■ Work required: Extract each line of the material that follows exactly and omit its pictures.

[Recorded data]

====

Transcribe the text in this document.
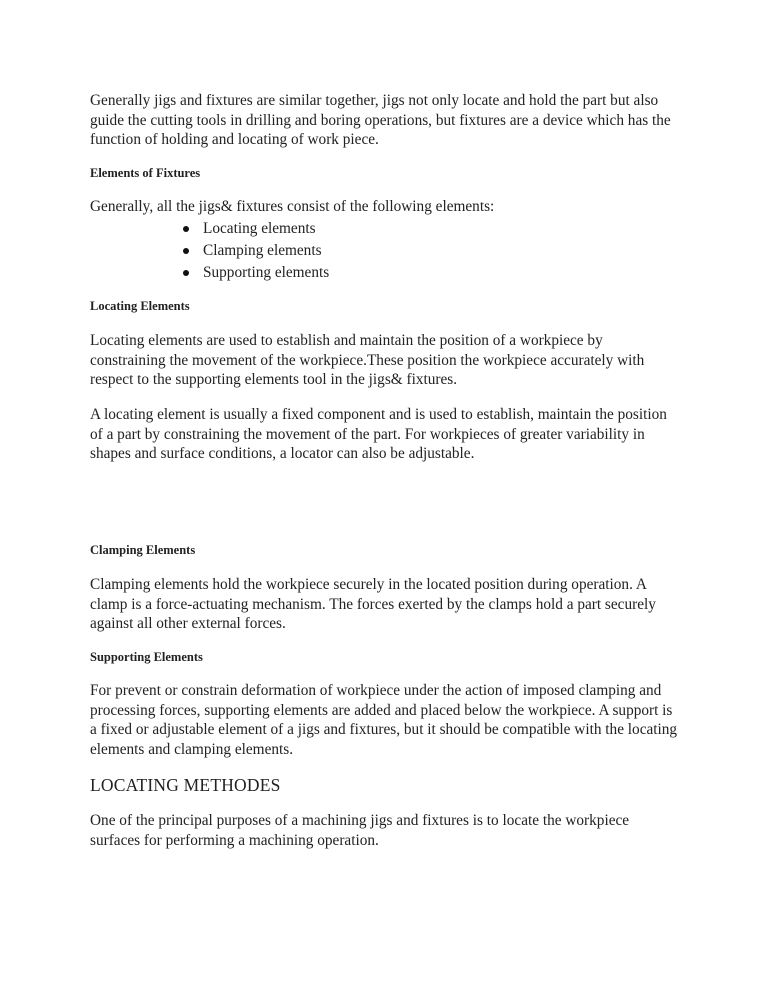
Generally jigs and fixtures are similar together, jigs not only locate and hold the part but also guide the cutting tools in drilling and boring operations, but fixtures are a device which has the function of holding and locating of work piece.

Elements of Fixtures

Generally, all the jigs& fixtures consist of the following elements:

Locating elements
Clamping elements
Supporting elements

Locating Elements

Locating elements are used to establish and maintain the position of a workpiece by constraining the movement of the workpiece.These position the workpiece accurately with respect to the supporting elements tool in the jigs& fixtures.

A locating element is usually a fixed component and is used to establish, maintain the position of a part by constraining the movement of the part. For workpieces of greater variability in shapes and surface conditions, a locator can also be adjustable.

Clamping Elements

Clamping elements hold the workpiece securely in the located position during operation. A clamp is a force-actuating mechanism. The forces exerted by the clamps hold a part securely against all other external forces.

Supporting Elements

For prevent or constrain deformation of workpiece under the action of imposed clamping and processing forces, supporting elements are added and placed below the workpiece. A support is a fixed or adjustable element of a jigs and fixtures, but it should be compatible with the locating elements and clamping elements.

LOCATING METHODES

One of the principal purposes of a machining jigs and fixtures is to locate the workpiece surfaces for performing a machining operation.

====

■ Output of the exercise:
Transcribe the text in this document.
Generally jigs and fixtures are similar together, jigs not only locate and hold the part but also guide the cutting tools in drilling and boring operations, but fixtures are a device which has the function of holding and locating of work piece.

Elements of Fixtures

Generally, all the jigs& fixtures consist of the following elements:

Locating elements
Clamping elements
Supporting elements

Locating Elements

Locating elements are used to establish and maintain the position of a workpiece by constraining the movement of the workpiece.These position the workpiece accurately with respect to the supporting elements tool in the jigs& fixtures.

A locating element is usually a fixed component and is used to establish, maintain the position of a part by constraining the movement of the part. For workpieces of greater variability in shapes and surface conditions, a locator can also be adjustable.

Clamping Elements

Clamping elements hold the workpiece securely in the located position during operation. A clamp is a force-actuating mechanism. The forces exerted by the clamps hold a part securely against all other external forces.

Supporting Elements

For prevent or constrain deformation of workpiece under the action of imposed clamping and processing forces, supporting elements are added and placed below the workpiece. A support is a fixed or adjustable element of a jigs and fixtures, but it should be compatible with the locating elements and clamping elements.

LOCATING METHODES

One of the principal purposes of a machining jigs and fixtures is to locate the workpiece surfaces for performing a machining operation.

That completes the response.